▸ **GOAL**:
Look through the lines below and extract each one that contains "orbital".
*-*-*
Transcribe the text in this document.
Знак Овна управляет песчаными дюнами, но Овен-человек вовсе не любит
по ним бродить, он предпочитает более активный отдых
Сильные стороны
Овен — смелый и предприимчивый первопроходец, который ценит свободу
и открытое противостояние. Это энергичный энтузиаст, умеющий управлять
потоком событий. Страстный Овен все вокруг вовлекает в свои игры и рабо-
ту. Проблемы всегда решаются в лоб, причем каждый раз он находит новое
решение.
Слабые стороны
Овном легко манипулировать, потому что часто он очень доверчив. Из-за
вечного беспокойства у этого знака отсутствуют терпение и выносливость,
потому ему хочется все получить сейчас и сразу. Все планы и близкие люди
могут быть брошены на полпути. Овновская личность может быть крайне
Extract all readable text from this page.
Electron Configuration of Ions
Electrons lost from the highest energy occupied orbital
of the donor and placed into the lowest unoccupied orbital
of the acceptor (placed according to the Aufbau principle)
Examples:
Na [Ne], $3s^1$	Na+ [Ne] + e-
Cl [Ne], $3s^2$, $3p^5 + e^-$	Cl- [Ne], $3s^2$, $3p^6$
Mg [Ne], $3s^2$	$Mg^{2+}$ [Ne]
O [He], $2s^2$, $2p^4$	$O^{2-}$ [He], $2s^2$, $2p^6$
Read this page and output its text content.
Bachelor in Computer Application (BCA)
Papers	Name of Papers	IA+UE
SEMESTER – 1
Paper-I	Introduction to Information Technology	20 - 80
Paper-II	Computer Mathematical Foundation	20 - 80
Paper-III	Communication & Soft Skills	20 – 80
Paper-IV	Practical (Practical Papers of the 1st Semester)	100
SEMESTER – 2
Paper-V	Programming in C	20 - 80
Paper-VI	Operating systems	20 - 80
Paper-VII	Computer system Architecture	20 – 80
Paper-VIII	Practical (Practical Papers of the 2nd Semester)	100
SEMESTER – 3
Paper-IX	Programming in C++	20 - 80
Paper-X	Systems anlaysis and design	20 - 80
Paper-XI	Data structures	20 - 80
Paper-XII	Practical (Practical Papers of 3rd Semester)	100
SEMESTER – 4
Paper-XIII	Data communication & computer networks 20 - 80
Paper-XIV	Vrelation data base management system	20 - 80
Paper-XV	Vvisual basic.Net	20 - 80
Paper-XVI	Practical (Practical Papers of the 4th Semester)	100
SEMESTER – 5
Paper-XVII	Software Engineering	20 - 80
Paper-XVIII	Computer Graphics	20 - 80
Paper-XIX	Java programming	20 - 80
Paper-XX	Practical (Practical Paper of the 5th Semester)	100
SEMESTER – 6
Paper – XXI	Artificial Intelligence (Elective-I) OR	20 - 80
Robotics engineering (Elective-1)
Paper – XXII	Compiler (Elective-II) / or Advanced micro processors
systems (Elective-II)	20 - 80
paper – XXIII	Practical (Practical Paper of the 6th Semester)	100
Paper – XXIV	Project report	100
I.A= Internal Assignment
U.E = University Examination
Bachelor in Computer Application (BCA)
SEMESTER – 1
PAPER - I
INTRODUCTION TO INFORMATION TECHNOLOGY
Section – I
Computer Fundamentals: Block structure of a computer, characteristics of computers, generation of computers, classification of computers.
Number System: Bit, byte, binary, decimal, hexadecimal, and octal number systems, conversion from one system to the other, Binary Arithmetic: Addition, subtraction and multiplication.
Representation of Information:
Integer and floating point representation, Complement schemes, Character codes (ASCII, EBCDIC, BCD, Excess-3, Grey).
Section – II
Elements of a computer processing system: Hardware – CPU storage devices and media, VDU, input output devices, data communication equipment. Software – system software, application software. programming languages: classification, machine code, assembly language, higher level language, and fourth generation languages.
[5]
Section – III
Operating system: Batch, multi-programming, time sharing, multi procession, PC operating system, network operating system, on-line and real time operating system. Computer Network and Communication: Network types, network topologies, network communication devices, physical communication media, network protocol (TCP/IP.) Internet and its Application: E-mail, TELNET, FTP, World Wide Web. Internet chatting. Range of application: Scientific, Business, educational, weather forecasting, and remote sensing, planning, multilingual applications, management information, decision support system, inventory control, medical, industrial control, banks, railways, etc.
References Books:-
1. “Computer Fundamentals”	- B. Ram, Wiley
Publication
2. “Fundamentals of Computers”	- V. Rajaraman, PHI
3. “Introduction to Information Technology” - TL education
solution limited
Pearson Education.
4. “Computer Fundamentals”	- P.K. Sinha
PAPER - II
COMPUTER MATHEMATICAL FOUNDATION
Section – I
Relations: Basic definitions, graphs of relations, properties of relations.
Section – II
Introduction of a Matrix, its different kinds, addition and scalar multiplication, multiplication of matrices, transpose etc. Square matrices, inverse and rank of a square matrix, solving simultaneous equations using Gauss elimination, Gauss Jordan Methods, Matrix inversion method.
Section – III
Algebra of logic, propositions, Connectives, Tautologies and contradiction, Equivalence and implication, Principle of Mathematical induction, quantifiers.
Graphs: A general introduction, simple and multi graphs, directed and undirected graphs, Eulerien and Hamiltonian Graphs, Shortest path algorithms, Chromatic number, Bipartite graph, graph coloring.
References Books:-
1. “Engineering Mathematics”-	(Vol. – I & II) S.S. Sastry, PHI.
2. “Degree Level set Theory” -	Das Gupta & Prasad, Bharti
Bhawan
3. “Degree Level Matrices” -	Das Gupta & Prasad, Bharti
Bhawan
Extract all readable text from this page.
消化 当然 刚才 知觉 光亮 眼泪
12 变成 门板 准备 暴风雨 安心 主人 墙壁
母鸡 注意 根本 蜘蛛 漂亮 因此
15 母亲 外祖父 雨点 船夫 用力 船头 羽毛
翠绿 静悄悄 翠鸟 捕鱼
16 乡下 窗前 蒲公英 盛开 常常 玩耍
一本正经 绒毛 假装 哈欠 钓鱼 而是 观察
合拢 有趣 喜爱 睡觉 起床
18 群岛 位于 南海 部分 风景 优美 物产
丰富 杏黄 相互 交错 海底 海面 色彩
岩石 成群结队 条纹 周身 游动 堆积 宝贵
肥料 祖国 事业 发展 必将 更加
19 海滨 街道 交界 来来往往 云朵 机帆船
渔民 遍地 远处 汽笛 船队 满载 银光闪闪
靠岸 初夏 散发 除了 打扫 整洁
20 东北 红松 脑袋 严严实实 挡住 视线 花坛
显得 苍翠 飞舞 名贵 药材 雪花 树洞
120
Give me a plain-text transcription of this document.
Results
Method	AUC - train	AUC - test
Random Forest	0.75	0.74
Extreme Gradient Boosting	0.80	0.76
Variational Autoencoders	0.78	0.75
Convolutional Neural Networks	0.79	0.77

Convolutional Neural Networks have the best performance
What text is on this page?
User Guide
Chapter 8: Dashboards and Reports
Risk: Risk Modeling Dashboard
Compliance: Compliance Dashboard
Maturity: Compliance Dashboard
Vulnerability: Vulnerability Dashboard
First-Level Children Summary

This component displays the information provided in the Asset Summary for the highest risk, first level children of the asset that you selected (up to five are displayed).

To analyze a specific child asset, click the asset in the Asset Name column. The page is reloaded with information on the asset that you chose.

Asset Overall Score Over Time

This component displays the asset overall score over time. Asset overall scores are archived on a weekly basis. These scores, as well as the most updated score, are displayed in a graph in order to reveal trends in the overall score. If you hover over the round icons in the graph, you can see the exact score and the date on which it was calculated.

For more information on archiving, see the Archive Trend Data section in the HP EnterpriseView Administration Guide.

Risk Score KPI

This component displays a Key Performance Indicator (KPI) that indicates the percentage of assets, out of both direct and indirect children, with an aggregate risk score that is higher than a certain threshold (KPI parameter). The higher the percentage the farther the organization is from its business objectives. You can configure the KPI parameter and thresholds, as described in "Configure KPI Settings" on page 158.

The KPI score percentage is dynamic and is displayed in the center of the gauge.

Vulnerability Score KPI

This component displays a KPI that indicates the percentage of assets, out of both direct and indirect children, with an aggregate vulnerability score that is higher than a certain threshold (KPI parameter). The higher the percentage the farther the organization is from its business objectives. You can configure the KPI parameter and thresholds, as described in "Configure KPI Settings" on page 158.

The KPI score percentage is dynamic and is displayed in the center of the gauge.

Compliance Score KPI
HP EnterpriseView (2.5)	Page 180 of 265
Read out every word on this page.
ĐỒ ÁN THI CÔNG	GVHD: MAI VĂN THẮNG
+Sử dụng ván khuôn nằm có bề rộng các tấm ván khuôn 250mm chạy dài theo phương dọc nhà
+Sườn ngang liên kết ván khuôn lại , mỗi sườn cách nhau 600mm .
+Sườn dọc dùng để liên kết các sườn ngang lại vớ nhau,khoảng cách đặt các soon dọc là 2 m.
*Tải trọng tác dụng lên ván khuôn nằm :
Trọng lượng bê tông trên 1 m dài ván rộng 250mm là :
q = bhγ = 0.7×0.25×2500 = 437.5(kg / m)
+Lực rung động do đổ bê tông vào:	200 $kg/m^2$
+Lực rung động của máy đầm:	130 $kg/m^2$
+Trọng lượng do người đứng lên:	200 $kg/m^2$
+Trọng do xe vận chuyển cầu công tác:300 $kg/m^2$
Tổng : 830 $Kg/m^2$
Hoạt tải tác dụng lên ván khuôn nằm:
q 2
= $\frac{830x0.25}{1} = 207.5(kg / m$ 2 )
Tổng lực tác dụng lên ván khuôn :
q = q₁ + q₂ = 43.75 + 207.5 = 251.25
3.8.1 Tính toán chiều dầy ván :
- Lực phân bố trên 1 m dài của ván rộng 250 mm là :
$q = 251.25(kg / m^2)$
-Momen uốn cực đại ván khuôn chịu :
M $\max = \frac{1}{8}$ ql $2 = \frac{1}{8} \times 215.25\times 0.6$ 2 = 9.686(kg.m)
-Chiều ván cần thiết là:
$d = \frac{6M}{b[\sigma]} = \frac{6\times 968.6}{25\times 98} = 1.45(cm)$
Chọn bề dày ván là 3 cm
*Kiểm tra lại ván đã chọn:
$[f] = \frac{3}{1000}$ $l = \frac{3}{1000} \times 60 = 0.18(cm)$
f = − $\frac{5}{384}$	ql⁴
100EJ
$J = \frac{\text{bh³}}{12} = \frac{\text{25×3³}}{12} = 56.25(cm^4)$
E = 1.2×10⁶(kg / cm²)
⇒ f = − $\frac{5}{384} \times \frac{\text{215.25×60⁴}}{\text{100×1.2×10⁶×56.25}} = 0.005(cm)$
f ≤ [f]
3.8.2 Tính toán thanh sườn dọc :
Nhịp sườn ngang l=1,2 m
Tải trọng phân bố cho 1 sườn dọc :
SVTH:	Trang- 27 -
*-*-*
▸ **RESULT OF THE EXERCISE**:
Electrons lost from the highest energy occupied orbital
of the donor and placed into the lowest unoccupied orbital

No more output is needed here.